## INPUT MATERIAL
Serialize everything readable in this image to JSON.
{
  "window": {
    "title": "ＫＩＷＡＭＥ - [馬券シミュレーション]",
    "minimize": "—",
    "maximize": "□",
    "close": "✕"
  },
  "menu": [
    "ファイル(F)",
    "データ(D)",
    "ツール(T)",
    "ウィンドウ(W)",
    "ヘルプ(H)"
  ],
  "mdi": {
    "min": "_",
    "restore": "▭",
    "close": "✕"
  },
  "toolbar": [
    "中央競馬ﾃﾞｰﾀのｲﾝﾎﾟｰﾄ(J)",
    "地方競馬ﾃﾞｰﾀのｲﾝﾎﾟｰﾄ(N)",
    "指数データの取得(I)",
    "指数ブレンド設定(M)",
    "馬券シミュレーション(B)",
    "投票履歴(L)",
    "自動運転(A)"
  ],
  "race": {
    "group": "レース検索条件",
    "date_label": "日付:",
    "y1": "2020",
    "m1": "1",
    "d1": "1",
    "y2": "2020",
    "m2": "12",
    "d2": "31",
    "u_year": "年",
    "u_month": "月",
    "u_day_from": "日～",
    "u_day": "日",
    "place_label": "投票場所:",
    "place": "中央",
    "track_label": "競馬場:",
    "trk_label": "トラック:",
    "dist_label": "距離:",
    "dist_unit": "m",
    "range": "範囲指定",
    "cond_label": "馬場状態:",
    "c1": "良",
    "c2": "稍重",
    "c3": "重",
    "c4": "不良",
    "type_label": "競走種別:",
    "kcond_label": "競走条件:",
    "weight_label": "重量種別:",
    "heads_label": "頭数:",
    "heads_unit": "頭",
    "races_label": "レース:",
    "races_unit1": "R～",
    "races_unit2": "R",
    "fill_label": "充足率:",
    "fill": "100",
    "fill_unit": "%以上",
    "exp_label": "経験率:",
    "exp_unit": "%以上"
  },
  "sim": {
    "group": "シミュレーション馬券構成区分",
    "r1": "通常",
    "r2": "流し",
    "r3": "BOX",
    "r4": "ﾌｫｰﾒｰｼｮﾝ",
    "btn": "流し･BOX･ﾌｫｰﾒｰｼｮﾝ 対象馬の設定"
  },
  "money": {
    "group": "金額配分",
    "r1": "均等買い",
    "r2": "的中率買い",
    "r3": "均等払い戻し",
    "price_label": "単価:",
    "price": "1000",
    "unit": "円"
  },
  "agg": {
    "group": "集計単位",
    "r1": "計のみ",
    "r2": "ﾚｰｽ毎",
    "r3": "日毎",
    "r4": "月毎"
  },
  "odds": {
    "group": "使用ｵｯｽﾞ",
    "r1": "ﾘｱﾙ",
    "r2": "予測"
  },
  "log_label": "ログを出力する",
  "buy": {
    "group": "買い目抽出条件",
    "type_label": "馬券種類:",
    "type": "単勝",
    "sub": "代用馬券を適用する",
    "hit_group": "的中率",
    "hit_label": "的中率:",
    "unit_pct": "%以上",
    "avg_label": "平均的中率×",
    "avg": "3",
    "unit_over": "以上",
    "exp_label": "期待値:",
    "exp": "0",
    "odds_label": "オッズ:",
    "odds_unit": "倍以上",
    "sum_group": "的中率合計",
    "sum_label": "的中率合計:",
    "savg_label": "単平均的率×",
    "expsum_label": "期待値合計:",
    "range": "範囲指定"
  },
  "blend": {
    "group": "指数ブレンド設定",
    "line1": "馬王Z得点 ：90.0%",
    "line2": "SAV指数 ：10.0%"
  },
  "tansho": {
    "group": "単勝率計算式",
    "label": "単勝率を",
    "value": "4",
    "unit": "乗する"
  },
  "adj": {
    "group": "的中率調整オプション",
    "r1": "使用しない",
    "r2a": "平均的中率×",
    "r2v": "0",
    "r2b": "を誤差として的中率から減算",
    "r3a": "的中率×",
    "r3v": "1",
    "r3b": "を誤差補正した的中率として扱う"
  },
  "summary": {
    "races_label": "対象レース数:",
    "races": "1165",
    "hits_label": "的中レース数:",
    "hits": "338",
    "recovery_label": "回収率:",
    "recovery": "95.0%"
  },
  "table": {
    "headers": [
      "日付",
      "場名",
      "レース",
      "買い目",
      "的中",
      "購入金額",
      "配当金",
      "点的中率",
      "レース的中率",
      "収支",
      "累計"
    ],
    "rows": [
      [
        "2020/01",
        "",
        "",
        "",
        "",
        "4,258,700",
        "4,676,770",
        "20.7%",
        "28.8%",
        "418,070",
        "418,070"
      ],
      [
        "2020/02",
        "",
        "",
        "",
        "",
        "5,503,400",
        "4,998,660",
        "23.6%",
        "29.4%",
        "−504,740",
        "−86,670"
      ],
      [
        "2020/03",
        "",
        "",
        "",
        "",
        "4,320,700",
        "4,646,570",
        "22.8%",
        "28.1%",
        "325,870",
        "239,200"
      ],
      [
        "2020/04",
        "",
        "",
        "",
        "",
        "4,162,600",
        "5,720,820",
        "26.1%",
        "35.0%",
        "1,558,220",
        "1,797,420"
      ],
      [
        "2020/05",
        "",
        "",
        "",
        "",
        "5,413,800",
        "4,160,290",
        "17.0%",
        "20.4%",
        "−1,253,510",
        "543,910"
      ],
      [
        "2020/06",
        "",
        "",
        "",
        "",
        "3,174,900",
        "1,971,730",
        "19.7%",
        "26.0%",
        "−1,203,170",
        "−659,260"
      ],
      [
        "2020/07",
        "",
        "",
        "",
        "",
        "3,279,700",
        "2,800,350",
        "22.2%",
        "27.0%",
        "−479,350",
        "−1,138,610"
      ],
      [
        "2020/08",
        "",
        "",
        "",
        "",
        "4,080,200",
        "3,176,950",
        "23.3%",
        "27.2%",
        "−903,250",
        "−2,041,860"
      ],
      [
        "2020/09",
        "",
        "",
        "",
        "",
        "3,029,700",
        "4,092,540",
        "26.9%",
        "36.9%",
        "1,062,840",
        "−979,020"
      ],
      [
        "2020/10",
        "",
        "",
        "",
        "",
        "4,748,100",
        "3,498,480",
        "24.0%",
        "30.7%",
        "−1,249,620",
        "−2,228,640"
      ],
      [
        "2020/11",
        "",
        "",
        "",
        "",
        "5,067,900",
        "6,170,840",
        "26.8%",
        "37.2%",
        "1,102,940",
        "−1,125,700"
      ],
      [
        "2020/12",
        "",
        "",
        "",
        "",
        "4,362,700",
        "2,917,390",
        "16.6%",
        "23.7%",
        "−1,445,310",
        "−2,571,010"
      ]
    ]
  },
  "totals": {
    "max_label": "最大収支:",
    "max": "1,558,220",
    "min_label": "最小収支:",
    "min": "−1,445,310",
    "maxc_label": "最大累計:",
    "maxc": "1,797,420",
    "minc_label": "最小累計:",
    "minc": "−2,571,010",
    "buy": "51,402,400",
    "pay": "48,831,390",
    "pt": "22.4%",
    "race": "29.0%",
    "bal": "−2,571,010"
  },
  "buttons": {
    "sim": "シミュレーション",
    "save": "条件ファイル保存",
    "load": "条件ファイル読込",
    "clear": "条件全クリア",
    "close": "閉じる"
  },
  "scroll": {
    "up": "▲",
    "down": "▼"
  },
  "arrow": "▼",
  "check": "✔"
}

...

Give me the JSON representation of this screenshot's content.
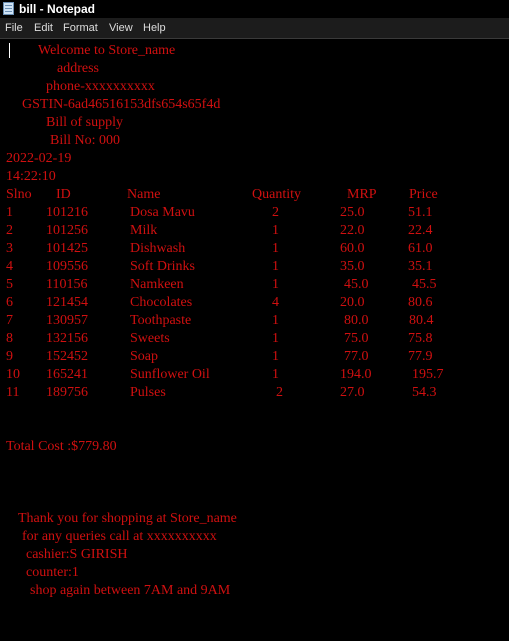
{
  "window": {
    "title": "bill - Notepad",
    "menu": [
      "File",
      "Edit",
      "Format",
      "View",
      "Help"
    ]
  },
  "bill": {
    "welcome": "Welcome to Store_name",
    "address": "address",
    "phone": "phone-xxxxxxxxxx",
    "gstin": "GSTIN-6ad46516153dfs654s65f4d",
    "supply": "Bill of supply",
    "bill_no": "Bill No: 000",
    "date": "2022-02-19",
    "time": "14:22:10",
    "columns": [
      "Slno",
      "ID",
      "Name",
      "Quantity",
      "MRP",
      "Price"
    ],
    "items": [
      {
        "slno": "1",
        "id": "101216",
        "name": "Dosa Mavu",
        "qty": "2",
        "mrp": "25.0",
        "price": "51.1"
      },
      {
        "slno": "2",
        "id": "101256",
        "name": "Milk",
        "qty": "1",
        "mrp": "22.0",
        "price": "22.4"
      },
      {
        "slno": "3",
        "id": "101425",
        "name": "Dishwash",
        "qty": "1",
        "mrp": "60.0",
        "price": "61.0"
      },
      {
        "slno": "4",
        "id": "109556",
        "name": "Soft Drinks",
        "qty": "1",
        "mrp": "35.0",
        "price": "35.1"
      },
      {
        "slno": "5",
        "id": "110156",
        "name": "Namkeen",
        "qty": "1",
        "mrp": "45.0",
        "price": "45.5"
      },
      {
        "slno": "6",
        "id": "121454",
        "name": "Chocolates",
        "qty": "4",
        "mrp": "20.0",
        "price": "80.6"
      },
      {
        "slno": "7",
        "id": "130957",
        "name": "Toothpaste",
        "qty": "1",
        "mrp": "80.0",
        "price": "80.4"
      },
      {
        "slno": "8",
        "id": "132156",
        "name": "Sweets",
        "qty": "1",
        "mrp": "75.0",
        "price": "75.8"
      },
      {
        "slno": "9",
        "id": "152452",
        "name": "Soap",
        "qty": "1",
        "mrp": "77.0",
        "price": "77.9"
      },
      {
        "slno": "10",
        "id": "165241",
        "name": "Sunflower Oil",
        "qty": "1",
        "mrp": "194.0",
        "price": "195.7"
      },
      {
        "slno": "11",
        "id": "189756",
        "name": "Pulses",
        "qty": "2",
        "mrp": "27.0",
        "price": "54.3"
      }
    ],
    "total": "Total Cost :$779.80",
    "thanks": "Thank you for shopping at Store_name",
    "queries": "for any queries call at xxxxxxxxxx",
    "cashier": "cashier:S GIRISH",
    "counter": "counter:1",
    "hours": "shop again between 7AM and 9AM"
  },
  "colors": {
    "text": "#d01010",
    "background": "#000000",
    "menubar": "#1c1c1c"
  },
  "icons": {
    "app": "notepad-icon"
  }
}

## TASK TO CARRY OUT
Copy each line of the listing that holds the word "xxxxxxxxxx".

## RESULT OF THE EXERCISE
    "phone": "phone-xxxxxxxxxx",
    "queries": "for any queries call at xxxxxxxxxx",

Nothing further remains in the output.